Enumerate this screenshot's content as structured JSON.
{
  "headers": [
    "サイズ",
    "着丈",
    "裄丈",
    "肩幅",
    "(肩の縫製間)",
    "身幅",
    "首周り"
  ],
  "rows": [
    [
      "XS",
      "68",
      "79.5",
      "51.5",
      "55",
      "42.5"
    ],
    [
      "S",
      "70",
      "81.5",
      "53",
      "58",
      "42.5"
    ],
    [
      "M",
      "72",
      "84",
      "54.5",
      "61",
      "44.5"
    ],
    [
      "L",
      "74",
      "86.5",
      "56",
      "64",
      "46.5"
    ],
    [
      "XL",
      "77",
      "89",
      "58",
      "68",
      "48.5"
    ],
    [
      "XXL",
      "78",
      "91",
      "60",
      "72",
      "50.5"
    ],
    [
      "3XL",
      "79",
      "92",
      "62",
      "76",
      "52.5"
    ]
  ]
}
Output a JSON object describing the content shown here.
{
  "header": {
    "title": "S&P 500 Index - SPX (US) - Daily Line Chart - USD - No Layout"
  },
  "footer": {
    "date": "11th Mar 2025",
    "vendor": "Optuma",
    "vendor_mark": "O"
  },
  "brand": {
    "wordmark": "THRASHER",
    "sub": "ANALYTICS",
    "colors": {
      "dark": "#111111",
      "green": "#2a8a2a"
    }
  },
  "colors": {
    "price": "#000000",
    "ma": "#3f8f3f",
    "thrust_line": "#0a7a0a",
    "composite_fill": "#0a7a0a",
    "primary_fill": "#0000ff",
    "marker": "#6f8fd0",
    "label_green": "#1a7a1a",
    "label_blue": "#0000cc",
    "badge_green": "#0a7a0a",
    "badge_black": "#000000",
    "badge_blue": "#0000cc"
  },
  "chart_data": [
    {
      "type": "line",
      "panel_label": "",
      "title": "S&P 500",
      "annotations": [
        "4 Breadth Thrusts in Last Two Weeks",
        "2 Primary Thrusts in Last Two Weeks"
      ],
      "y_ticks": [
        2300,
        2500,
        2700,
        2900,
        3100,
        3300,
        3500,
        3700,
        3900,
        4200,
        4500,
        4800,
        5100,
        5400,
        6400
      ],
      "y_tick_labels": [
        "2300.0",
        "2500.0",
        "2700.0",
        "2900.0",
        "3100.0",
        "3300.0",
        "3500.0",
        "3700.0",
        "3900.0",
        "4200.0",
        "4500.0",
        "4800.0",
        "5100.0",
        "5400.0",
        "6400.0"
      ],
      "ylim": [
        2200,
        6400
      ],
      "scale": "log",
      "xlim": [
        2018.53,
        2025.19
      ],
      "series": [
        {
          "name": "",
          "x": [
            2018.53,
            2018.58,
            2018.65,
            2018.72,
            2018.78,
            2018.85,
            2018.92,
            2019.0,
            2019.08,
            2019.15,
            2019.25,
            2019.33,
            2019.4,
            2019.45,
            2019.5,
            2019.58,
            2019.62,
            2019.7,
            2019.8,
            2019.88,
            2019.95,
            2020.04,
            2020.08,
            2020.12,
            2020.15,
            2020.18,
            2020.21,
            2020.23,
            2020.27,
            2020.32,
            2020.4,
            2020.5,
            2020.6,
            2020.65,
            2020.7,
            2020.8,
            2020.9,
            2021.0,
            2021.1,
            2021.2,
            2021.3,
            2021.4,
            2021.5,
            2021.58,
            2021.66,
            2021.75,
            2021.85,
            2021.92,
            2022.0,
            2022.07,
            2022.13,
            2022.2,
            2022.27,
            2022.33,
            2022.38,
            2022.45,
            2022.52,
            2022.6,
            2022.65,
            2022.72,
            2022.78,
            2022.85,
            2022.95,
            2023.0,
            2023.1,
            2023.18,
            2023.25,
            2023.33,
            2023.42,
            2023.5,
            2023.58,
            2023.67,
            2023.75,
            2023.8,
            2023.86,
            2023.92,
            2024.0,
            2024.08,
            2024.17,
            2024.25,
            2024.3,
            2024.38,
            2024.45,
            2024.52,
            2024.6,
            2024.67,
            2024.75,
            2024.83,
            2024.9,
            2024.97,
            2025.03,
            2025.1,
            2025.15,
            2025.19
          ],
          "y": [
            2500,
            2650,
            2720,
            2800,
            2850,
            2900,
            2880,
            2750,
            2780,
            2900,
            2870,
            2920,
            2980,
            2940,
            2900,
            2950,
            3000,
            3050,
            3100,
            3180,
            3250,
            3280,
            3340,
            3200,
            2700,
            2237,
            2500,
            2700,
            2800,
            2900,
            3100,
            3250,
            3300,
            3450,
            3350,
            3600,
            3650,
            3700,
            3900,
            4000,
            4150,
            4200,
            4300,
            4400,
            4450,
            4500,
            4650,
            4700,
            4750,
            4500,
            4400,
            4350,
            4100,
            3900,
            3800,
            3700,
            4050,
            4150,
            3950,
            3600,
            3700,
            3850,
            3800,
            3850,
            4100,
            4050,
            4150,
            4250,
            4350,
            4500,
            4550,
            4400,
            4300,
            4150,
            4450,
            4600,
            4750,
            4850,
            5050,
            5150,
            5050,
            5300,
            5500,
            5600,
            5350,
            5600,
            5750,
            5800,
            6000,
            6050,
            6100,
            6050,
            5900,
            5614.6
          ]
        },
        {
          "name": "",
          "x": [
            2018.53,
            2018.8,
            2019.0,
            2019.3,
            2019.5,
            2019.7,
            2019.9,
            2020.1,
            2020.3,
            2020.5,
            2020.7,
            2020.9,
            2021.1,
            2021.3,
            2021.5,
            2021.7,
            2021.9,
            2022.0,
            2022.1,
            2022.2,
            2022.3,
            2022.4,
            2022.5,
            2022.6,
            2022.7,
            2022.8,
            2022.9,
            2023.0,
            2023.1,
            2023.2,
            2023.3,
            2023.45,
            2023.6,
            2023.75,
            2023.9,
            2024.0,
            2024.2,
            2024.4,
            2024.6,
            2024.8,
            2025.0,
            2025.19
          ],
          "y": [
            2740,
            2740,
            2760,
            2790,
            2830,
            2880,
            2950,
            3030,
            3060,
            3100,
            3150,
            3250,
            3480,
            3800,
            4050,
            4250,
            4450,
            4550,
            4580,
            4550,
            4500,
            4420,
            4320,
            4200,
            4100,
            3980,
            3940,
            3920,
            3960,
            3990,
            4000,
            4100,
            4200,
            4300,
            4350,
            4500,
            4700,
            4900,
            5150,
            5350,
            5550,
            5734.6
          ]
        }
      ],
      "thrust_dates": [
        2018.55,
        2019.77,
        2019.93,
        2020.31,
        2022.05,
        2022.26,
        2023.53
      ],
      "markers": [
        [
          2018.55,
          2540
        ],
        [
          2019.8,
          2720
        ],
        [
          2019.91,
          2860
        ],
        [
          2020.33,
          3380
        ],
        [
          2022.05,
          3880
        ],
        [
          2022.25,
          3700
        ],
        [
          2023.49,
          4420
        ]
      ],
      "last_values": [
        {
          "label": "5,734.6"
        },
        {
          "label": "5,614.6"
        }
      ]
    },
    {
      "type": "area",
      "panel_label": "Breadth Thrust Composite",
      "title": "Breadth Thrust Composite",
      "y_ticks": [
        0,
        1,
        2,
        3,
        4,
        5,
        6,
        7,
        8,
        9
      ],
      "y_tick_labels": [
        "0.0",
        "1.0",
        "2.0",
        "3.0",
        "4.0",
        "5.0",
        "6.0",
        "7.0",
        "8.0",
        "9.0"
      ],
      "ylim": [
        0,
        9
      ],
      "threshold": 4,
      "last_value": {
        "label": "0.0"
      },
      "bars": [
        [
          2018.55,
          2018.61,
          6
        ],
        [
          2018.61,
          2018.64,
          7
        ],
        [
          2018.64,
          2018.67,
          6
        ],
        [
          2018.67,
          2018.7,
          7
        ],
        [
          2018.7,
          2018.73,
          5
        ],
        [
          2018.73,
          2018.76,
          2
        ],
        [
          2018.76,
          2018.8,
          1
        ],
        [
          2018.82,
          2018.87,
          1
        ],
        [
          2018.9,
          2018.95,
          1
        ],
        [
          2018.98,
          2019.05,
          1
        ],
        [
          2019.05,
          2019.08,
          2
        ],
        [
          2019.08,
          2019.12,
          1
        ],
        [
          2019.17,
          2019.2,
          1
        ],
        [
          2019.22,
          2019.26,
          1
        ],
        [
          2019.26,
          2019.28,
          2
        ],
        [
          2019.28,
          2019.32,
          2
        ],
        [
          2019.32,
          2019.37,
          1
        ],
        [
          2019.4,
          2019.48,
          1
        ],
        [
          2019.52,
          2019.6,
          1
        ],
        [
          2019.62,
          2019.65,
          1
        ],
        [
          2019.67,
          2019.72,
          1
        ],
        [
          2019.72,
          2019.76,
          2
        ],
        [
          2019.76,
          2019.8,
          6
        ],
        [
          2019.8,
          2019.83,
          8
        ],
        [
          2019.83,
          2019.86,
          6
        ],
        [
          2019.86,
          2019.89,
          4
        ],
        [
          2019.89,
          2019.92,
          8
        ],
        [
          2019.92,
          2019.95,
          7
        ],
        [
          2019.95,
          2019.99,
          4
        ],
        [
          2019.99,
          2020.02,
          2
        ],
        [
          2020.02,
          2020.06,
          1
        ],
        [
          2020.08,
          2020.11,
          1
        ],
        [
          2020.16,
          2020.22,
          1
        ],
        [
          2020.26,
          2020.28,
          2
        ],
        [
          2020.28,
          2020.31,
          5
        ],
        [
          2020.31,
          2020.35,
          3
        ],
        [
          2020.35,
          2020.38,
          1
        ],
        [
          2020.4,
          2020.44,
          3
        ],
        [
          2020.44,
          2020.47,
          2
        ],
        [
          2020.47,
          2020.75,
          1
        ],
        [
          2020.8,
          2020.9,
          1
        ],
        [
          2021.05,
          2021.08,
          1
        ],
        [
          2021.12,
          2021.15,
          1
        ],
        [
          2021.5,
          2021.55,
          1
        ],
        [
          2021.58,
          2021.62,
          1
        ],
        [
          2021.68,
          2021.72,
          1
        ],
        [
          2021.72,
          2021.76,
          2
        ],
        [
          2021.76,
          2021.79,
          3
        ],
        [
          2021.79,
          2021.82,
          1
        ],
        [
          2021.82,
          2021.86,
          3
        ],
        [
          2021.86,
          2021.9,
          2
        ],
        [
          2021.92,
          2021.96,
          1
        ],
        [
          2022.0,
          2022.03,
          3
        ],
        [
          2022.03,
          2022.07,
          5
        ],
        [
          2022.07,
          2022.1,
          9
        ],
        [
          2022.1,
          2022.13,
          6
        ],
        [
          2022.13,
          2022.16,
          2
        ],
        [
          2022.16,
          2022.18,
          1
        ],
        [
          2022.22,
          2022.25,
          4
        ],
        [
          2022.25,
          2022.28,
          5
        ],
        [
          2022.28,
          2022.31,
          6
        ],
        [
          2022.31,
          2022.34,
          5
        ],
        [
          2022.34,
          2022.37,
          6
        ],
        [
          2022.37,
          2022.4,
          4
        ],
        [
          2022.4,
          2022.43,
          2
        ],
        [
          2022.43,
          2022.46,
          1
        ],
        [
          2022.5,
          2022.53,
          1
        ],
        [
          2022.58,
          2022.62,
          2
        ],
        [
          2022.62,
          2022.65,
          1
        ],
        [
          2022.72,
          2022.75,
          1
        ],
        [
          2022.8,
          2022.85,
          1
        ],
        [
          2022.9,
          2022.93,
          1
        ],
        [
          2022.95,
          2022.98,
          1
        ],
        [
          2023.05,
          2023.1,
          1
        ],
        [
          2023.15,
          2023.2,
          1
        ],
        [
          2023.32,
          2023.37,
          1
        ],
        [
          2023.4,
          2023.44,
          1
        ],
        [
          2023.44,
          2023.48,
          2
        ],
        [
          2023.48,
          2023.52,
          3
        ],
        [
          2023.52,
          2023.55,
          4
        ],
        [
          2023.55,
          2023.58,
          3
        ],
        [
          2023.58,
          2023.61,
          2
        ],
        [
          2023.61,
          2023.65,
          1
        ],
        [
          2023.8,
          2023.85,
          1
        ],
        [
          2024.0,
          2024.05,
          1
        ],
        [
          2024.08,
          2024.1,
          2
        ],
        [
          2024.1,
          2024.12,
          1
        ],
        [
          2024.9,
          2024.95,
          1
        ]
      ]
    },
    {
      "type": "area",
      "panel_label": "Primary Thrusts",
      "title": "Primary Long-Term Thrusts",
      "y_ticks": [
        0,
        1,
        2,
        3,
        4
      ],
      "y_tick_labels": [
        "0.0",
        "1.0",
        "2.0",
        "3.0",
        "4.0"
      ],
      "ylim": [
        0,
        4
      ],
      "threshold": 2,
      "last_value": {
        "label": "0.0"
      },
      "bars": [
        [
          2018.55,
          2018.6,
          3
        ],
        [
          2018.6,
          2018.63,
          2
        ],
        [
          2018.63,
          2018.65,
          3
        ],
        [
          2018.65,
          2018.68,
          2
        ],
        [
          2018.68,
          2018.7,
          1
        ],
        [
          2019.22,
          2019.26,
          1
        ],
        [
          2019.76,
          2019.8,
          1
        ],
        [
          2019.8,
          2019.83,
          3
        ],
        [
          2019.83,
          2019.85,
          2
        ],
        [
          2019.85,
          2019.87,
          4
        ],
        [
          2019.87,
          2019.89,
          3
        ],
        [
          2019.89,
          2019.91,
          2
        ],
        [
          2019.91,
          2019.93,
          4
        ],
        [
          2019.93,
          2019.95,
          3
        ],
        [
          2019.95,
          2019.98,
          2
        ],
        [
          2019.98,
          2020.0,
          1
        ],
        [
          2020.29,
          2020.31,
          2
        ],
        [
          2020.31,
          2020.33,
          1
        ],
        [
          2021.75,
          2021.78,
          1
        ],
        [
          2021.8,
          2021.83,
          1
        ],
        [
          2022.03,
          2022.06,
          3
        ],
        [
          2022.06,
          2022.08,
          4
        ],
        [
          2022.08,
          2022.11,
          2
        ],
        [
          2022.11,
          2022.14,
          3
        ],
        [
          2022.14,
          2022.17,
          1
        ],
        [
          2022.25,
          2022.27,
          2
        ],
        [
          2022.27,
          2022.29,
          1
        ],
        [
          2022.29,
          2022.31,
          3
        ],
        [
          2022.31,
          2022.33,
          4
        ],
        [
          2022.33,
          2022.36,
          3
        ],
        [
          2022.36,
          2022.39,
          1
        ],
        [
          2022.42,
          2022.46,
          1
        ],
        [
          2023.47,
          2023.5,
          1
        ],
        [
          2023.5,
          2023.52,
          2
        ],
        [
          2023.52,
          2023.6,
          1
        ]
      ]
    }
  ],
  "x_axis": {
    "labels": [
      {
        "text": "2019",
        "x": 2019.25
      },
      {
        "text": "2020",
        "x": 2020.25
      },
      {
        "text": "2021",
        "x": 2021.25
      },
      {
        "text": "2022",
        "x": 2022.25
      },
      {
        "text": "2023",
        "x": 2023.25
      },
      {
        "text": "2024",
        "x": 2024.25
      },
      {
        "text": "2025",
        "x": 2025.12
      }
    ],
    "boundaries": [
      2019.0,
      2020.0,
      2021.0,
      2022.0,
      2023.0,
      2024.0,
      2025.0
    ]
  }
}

....

Given instruction.
Find the word "Breadth" in the data and show each line that holds it.

Result below.
        "4 Breadth Thrusts in Last Two Weeks",
      "panel_label": "Breadth Thrust Composite",
      "title": "Breadth Thrust Composite",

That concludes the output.